[Dataset entries]
##########
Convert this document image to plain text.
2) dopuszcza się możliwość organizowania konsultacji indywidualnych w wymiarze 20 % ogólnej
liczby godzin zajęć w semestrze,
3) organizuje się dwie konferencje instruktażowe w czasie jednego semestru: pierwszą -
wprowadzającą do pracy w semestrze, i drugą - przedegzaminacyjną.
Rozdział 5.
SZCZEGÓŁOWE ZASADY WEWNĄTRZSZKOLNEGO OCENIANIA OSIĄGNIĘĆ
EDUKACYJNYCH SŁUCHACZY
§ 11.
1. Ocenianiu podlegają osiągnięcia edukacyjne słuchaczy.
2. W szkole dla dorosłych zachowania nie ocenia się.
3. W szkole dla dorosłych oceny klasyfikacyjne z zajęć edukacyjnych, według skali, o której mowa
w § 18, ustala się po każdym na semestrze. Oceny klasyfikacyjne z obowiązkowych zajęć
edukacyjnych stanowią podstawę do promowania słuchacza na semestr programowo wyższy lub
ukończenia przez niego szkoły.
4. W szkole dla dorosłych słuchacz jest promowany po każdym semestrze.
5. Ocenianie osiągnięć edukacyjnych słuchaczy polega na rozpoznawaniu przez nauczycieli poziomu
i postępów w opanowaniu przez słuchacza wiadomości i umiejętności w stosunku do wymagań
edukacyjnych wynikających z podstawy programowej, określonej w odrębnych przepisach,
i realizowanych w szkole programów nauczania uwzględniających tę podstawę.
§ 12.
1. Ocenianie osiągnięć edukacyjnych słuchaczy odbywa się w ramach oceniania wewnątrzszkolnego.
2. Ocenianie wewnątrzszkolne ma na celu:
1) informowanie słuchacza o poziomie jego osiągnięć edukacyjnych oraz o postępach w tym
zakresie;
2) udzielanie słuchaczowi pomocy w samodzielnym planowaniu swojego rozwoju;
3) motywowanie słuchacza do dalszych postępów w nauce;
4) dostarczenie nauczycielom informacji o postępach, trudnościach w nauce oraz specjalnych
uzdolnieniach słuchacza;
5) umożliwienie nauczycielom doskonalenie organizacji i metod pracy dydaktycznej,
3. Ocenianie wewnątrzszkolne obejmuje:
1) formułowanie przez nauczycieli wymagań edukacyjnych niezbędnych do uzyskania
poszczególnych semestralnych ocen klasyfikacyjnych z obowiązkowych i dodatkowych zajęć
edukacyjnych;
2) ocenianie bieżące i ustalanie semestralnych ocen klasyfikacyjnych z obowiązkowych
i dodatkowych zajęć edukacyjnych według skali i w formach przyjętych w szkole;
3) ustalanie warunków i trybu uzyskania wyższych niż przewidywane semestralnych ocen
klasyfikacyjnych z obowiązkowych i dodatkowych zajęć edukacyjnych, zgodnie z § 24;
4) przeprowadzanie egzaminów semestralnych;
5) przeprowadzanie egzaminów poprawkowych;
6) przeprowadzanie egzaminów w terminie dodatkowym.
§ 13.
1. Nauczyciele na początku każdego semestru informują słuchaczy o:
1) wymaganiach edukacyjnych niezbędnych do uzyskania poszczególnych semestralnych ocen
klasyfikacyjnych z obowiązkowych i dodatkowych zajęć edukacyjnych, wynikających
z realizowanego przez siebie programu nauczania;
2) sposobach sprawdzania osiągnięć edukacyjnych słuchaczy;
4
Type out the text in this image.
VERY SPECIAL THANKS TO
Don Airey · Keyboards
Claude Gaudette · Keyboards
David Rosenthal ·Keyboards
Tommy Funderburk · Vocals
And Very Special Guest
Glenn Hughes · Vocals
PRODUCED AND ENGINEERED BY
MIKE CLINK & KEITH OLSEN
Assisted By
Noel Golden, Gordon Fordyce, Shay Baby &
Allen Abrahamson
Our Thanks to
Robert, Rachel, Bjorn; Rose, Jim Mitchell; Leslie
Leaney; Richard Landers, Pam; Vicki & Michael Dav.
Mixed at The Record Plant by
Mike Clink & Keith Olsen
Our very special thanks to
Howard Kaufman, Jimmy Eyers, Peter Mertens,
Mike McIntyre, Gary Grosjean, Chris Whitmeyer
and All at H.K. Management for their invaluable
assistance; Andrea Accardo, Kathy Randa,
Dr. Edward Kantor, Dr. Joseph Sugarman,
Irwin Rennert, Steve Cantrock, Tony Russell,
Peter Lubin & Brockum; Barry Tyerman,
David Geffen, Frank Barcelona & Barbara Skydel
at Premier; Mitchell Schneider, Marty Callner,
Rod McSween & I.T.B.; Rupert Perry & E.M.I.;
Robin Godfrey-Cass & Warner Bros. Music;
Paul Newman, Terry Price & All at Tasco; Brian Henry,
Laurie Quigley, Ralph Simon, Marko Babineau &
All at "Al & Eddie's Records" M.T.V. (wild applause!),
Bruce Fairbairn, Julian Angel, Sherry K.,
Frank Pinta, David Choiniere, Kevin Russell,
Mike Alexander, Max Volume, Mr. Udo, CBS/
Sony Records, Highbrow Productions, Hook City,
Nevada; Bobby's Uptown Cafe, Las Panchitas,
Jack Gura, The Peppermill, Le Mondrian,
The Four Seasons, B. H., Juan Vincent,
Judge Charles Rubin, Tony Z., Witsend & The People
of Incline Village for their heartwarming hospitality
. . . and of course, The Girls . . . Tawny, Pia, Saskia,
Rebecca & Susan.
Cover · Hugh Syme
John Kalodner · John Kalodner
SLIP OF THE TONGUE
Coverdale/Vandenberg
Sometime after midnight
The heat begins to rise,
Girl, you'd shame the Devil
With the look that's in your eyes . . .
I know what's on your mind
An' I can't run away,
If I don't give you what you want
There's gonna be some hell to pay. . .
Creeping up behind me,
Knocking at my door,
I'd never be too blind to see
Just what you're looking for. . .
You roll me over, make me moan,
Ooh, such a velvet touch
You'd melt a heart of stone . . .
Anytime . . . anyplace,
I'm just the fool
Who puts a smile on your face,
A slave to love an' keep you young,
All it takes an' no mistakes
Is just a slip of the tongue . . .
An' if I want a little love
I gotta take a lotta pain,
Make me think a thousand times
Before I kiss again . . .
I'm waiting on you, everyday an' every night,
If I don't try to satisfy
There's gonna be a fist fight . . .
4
##########
Task brief: Copy every record exactly as presented.

Answer to the task:
Convert this document image to plain text.
2) dopuszcza się możliwość organizowania konsultacji indywidualnych w wymiarze 20 % ogólnej
liczby godzin zajęć w semestrze,
3) organizuje się dwie konferencje instruktażowe w czasie jednego semestru: pierwszą -
wprowadzającą do pracy w semestrze, i drugą - przedegzaminacyjną.
Rozdział 5.
SZCZEGÓŁOWE ZASADY WEWNĄTRZSZKOLNEGO OCENIANIA OSIĄGNIĘĆ
EDUKACYJNYCH SŁUCHACZY
§ 11.
1. Ocenianiu podlegają osiągnięcia edukacyjne słuchaczy.
2. W szkole dla dorosłych zachowania nie ocenia się.
3. W szkole dla dorosłych oceny klasyfikacyjne z zajęć edukacyjnych, według skali, o której mowa
w § 18, ustala się po każdym na semestrze. Oceny klasyfikacyjne z obowiązkowych zajęć
edukacyjnych stanowią podstawę do promowania słuchacza na semestr programowo wyższy lub
ukończenia przez niego szkoły.
4. W szkole dla dorosłych słuchacz jest promowany po każdym semestrze.
5. Ocenianie osiągnięć edukacyjnych słuchaczy polega na rozpoznawaniu przez nauczycieli poziomu
i postępów w opanowaniu przez słuchacza wiadomości i umiejętności w stosunku do wymagań
edukacyjnych wynikających z podstawy programowej, określonej w odrębnych przepisach,
i realizowanych w szkole programów nauczania uwzględniających tę podstawę.
§ 12.
1. Ocenianie osiągnięć edukacyjnych słuchaczy odbywa się w ramach oceniania wewnątrzszkolnego.
2. Ocenianie wewnątrzszkolne ma na celu:
1) informowanie słuchacza o poziomie jego osiągnięć edukacyjnych oraz o postępach w tym
zakresie;
2) udzielanie słuchaczowi pomocy w samodzielnym planowaniu swojego rozwoju;
3) motywowanie słuchacza do dalszych postępów w nauce;
4) dostarczenie nauczycielom informacji o postępach, trudnościach w nauce oraz specjalnych
uzdolnieniach słuchacza;
5) umożliwienie nauczycielom doskonalenie organizacji i metod pracy dydaktycznej,
3. Ocenianie wewnątrzszkolne obejmuje:
1) formułowanie przez nauczycieli wymagań edukacyjnych niezbędnych do uzyskania
poszczególnych semestralnych ocen klasyfikacyjnych z obowiązkowych i dodatkowych zajęć
edukacyjnych;
2) ocenianie bieżące i ustalanie semestralnych ocen klasyfikacyjnych z obowiązkowych
i dodatkowych zajęć edukacyjnych według skali i w formach przyjętych w szkole;
3) ustalanie warunków i trybu uzyskania wyższych niż przewidywane semestralnych ocen
klasyfikacyjnych z obowiązkowych i dodatkowych zajęć edukacyjnych, zgodnie z § 24;
4) przeprowadzanie egzaminów semestralnych;
5) przeprowadzanie egzaminów poprawkowych;
6) przeprowadzanie egzaminów w terminie dodatkowym.
§ 13.
1. Nauczyciele na początku każdego semestru informują słuchaczy o:
1) wymaganiach edukacyjnych niezbędnych do uzyskania poszczególnych semestralnych ocen
klasyfikacyjnych z obowiązkowych i dodatkowych zajęć edukacyjnych, wynikających
z realizowanego przez siebie programu nauczania;
2) sposobach sprawdzania osiągnięć edukacyjnych słuchaczy;
4
Type out the text in this image.
VERY SPECIAL THANKS TO
Don Airey · Keyboards
Claude Gaudette · Keyboards
David Rosenthal ·Keyboards
Tommy Funderburk · Vocals
And Very Special Guest
Glenn Hughes · Vocals
PRODUCED AND ENGINEERED BY
MIKE CLINK & KEITH OLSEN
Assisted By
Noel Golden, Gordon Fordyce, Shay Baby &
Allen Abrahamson
Our Thanks to
Robert, Rachel, Bjorn; Rose, Jim Mitchell; Leslie
Leaney; Richard Landers, Pam; Vicki & Michael Dav.
Mixed at The Record Plant by
Mike Clink & Keith Olsen
Our very special thanks to
Howard Kaufman, Jimmy Eyers, Peter Mertens,
Mike McIntyre, Gary Grosjean, Chris Whitmeyer
and All at H.K. Management for their invaluable
assistance; Andrea Accardo, Kathy Randa,
Dr. Edward Kantor, Dr. Joseph Sugarman,
Irwin Rennert, Steve Cantrock, Tony Russell,
Peter Lubin & Brockum; Barry Tyerman,
David Geffen, Frank Barcelona & Barbara Skydel
at Premier; Mitchell Schneider, Marty Callner,
Rod McSween & I.T.B.; Rupert Perry & E.M.I.;
Robin Godfrey-Cass & Warner Bros. Music;
Paul Newman, Terry Price & All at Tasco; Brian Henry,
Laurie Quigley, Ralph Simon, Marko Babineau &
All at "Al & Eddie's Records" M.T.V. (wild applause!),
Bruce Fairbairn, Julian Angel, Sherry K.,
Frank Pinta, David Choiniere, Kevin Russell,
Mike Alexander, Max Volume, Mr. Udo, CBS/
Sony Records, Highbrow Productions, Hook City,
Nevada; Bobby's Uptown Cafe, Las Panchitas,
Jack Gura, The Peppermill, Le Mondrian,
The Four Seasons, B. H., Juan Vincent,
Judge Charles Rubin, Tony Z., Witsend & The People
of Incline Village for their heartwarming hospitality
. . . and of course, The Girls . . . Tawny, Pia, Saskia,
Rebecca & Susan.
Cover · Hugh Syme
John Kalodner · John Kalodner
SLIP OF THE TONGUE
Coverdale/Vandenberg
Sometime after midnight
The heat begins to rise,
Girl, you'd shame the Devil
With the look that's in your eyes . . .
I know what's on your mind
An' I can't run away,
If I don't give you what you want
There's gonna be some hell to pay. . .
Creeping up behind me,
Knocking at my door,
I'd never be too blind to see
Just what you're looking for. . .
You roll me over, make me moan,
Ooh, such a velvet touch
You'd melt a heart of stone . . .
Anytime . . . anyplace,
I'm just the fool
Who puts a smile on your face,
A slave to love an' keep you young,
All it takes an' no mistakes
Is just a slip of the tongue . . .
An' if I want a little love
I gotta take a lotta pain,
Make me think a thousand times
Before I kiss again . . .
I'm waiting on you, everyday an' every night,
If I don't try to satisfy
There's gonna be a fist fight . . .
4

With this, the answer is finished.